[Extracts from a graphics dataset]
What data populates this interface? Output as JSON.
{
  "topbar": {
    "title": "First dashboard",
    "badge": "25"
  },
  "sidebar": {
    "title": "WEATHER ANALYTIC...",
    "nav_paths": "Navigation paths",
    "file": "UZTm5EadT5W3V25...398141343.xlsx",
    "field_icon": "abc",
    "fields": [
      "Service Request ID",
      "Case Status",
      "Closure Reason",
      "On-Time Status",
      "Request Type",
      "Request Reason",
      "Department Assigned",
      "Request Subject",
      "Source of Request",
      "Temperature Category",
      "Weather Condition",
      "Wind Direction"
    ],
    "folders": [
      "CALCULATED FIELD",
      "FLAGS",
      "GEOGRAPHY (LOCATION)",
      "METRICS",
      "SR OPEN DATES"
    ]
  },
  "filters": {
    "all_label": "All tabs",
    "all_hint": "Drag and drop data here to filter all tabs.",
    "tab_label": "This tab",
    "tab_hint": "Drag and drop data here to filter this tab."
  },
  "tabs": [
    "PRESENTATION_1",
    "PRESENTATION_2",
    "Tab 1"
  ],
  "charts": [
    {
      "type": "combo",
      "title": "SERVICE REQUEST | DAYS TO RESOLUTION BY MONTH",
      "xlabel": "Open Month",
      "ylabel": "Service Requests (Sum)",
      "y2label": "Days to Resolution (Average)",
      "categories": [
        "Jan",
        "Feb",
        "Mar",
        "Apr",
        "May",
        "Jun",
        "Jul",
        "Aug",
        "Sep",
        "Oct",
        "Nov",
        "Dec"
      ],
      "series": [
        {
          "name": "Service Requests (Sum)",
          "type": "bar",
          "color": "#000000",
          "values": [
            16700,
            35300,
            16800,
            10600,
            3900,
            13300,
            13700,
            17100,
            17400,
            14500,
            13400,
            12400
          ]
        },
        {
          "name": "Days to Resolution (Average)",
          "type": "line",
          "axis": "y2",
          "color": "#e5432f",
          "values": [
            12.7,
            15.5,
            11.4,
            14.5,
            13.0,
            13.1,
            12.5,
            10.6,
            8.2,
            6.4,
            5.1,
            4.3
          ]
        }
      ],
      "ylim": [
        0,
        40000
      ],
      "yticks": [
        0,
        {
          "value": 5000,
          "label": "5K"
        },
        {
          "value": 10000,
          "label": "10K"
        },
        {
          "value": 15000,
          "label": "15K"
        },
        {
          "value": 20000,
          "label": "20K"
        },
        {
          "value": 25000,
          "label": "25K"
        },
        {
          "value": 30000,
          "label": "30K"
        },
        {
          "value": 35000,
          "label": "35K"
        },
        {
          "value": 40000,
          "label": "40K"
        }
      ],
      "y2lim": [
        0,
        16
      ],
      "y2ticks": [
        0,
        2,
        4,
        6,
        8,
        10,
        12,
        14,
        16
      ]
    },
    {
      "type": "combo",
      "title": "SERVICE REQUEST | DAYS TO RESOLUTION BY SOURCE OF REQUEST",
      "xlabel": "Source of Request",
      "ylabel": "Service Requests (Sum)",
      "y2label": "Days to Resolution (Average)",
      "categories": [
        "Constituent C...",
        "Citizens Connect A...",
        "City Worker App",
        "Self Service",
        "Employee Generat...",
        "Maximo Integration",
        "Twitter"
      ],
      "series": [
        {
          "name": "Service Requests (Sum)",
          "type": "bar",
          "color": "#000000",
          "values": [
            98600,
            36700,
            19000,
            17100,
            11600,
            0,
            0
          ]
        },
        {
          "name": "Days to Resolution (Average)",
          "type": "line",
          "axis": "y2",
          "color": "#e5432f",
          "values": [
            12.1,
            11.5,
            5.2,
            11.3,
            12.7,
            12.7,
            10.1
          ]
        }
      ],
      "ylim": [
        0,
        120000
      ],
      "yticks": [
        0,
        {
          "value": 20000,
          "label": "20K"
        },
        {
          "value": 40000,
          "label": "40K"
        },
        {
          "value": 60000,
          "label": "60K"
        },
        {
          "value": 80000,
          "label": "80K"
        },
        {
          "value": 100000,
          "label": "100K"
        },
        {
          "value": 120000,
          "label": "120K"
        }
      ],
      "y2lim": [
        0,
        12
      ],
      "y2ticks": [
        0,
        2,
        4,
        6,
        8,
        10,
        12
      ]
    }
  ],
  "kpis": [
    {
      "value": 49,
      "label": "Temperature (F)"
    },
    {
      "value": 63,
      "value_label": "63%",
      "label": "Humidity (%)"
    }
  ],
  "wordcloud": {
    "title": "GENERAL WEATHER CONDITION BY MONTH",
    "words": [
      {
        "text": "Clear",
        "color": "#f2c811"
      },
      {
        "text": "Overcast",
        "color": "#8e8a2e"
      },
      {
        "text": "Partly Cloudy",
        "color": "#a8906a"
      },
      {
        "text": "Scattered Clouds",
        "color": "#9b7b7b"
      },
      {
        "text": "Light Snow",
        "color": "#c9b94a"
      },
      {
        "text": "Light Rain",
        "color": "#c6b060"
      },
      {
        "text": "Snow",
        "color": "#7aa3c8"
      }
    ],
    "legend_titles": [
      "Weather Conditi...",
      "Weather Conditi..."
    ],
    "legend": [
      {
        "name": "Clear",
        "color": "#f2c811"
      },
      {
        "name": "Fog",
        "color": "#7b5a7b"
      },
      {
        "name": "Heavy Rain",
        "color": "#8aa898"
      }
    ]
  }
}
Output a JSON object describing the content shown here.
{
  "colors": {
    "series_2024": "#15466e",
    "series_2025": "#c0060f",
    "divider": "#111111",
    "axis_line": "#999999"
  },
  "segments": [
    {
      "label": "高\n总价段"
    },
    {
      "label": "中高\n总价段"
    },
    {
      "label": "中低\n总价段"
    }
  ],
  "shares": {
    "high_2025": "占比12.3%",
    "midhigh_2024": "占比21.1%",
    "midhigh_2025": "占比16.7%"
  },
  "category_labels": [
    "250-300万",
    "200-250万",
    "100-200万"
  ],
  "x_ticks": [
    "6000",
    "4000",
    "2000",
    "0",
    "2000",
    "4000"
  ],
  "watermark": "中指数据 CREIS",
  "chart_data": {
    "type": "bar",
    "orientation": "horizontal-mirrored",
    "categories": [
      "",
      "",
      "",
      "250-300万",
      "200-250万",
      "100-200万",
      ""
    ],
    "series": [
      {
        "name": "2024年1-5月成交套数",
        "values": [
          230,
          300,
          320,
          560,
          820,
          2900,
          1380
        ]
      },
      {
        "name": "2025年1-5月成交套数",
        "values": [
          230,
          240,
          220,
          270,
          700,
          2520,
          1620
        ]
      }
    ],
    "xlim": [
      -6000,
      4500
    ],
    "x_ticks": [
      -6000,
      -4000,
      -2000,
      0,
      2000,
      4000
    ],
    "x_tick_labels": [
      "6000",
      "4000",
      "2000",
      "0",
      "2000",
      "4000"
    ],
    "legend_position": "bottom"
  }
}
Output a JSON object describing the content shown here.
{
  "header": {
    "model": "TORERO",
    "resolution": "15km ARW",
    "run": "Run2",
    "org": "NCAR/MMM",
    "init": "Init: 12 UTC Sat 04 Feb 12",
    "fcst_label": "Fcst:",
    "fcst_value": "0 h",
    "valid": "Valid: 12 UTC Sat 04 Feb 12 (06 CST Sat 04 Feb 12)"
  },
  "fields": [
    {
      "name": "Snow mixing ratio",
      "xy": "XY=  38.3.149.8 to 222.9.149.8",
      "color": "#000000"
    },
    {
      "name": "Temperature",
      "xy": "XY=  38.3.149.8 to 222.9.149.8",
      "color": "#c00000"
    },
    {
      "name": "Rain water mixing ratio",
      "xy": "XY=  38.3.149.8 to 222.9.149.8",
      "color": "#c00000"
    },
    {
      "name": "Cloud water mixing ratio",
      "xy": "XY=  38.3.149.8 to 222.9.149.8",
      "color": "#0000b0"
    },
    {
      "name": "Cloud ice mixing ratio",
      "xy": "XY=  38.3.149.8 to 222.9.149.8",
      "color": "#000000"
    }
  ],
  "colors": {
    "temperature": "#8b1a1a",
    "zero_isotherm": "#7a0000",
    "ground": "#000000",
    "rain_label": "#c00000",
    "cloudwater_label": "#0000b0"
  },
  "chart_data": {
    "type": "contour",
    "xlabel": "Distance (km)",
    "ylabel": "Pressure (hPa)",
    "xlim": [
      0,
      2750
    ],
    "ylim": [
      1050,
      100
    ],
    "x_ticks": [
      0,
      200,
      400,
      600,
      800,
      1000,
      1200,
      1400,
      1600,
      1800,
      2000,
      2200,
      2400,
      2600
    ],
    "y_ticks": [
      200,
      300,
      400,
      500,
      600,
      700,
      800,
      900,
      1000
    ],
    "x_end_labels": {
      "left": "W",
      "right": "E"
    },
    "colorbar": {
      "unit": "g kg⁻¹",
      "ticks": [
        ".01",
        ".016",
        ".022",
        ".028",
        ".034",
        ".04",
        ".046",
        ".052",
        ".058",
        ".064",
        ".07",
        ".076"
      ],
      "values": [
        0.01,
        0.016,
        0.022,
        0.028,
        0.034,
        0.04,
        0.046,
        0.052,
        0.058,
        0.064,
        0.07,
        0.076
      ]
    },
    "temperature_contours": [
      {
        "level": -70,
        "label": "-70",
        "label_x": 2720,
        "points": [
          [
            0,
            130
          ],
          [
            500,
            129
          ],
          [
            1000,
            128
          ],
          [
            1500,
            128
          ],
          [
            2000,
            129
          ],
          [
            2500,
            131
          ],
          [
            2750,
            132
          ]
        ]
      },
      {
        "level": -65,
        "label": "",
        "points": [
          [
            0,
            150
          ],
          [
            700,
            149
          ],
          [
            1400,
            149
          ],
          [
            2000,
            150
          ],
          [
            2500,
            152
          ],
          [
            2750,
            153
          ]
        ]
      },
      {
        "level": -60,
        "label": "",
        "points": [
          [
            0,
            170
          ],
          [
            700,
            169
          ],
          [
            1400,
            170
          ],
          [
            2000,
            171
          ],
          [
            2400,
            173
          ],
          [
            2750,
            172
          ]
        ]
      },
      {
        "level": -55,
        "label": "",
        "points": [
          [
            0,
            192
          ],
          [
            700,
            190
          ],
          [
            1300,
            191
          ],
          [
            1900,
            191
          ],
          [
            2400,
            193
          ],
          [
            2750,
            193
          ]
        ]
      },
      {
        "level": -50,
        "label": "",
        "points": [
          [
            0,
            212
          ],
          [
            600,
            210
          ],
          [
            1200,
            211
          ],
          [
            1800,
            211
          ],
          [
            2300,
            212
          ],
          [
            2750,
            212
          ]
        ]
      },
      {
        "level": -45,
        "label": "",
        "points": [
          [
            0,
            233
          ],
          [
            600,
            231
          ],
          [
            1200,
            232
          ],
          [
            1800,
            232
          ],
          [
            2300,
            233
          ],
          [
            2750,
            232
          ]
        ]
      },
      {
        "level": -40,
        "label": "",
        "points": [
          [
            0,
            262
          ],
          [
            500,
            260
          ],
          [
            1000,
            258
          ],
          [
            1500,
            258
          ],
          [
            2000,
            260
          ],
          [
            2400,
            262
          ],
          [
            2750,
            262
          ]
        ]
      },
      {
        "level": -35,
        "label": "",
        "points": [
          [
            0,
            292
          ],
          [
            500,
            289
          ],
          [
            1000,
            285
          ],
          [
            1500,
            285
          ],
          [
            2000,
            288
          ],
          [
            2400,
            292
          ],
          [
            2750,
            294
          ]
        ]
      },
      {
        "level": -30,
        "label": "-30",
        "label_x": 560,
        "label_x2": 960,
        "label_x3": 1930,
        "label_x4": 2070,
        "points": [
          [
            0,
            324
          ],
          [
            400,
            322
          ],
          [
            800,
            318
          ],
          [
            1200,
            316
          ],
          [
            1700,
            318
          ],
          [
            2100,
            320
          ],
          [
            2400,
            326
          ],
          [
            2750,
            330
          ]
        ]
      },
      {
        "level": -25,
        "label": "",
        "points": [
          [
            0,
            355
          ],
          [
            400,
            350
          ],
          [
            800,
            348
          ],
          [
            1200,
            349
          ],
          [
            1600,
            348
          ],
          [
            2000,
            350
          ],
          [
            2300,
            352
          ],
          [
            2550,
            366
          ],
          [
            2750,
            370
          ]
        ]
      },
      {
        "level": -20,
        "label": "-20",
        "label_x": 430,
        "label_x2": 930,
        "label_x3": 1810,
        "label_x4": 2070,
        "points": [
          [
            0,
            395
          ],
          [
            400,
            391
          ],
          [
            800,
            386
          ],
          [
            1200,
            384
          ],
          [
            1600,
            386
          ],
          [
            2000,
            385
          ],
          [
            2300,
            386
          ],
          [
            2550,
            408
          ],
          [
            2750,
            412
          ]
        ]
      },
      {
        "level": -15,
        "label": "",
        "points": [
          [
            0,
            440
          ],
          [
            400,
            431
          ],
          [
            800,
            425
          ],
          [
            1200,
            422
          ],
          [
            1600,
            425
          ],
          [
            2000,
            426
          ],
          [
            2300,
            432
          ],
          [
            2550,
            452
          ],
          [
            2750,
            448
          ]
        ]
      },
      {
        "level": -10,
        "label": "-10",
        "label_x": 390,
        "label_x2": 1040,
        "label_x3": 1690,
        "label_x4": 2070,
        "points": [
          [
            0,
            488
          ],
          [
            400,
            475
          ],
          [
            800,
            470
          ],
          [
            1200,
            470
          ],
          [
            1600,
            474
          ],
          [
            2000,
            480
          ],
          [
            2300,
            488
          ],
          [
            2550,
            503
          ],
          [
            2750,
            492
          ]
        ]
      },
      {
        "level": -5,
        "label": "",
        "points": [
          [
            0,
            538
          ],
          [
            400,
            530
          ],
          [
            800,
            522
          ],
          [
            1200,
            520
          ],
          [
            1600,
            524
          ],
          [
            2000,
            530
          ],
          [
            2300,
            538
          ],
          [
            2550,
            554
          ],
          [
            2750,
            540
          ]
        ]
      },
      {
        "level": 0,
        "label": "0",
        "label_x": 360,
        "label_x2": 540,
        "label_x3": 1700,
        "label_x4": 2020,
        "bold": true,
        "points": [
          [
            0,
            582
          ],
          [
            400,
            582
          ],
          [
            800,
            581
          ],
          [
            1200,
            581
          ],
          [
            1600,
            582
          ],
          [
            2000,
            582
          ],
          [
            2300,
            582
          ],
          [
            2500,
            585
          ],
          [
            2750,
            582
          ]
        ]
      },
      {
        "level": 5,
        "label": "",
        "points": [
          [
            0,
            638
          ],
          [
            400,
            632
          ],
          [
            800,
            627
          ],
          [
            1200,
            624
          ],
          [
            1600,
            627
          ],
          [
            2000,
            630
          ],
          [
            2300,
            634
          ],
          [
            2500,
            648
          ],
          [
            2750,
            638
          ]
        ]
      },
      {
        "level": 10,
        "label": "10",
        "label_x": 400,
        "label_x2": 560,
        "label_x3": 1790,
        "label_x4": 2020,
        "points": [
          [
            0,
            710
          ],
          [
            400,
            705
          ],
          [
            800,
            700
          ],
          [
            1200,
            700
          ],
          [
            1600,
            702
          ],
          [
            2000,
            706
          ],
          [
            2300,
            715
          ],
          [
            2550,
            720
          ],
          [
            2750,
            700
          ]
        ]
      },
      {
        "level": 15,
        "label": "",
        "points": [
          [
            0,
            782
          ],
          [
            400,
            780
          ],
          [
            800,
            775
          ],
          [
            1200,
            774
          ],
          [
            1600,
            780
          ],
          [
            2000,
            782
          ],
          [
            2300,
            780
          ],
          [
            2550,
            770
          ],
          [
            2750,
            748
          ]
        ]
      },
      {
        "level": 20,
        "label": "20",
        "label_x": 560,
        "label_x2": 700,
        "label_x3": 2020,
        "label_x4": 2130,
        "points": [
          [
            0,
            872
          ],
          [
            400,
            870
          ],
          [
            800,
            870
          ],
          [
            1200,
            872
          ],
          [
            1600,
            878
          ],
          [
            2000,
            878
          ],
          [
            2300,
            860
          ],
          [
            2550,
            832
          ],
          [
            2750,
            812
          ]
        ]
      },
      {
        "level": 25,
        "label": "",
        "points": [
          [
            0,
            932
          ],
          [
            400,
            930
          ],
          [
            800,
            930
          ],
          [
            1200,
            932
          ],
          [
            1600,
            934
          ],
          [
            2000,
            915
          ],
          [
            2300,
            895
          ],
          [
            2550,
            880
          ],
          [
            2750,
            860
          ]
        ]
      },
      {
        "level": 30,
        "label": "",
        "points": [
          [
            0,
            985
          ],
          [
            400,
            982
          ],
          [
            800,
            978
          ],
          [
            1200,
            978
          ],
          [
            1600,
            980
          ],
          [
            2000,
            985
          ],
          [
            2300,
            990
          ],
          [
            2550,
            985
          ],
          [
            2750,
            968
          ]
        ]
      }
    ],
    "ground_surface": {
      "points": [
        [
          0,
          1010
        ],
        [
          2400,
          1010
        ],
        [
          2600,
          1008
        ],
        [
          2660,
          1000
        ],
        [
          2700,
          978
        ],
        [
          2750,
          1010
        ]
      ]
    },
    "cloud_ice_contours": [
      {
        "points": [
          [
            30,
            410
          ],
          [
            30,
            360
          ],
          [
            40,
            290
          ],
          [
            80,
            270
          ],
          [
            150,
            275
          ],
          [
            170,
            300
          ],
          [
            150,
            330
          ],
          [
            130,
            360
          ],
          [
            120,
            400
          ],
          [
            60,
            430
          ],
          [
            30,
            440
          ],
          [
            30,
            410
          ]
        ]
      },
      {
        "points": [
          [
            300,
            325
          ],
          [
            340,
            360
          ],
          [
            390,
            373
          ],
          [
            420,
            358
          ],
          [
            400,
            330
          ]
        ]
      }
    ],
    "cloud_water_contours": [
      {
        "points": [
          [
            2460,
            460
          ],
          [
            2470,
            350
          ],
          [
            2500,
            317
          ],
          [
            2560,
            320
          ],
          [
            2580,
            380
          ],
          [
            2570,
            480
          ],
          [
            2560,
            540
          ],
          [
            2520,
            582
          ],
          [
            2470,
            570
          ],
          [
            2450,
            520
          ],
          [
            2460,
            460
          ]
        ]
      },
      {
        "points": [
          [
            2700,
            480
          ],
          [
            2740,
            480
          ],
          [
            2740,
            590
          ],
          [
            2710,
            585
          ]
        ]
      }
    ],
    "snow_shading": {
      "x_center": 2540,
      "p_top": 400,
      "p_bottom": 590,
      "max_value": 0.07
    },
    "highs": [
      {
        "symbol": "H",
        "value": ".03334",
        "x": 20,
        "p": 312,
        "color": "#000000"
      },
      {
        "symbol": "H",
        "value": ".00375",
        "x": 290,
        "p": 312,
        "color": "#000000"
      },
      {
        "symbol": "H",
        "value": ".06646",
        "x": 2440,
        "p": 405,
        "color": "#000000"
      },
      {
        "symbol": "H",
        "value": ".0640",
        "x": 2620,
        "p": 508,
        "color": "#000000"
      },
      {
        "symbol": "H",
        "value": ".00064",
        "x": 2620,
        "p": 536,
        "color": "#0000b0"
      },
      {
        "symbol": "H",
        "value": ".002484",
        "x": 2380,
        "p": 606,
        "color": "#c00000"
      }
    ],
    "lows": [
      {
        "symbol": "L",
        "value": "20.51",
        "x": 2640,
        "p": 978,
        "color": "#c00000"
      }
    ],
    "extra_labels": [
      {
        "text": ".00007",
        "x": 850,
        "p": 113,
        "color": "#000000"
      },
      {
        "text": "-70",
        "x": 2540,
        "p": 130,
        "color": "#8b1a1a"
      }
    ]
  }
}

◆ Job
Copy each line of the listing that holds the word "text".

◆ Solution to the exercise
        "text": "Clear",
        "text": "Overcast",
        "text": "Partly Cloudy",
        "text": "Scattered Clouds",
        "text": "Light Snow",
        "text": "Light Rain",
        "text": "Snow",
        "text": ".00007",
        "text": "-70",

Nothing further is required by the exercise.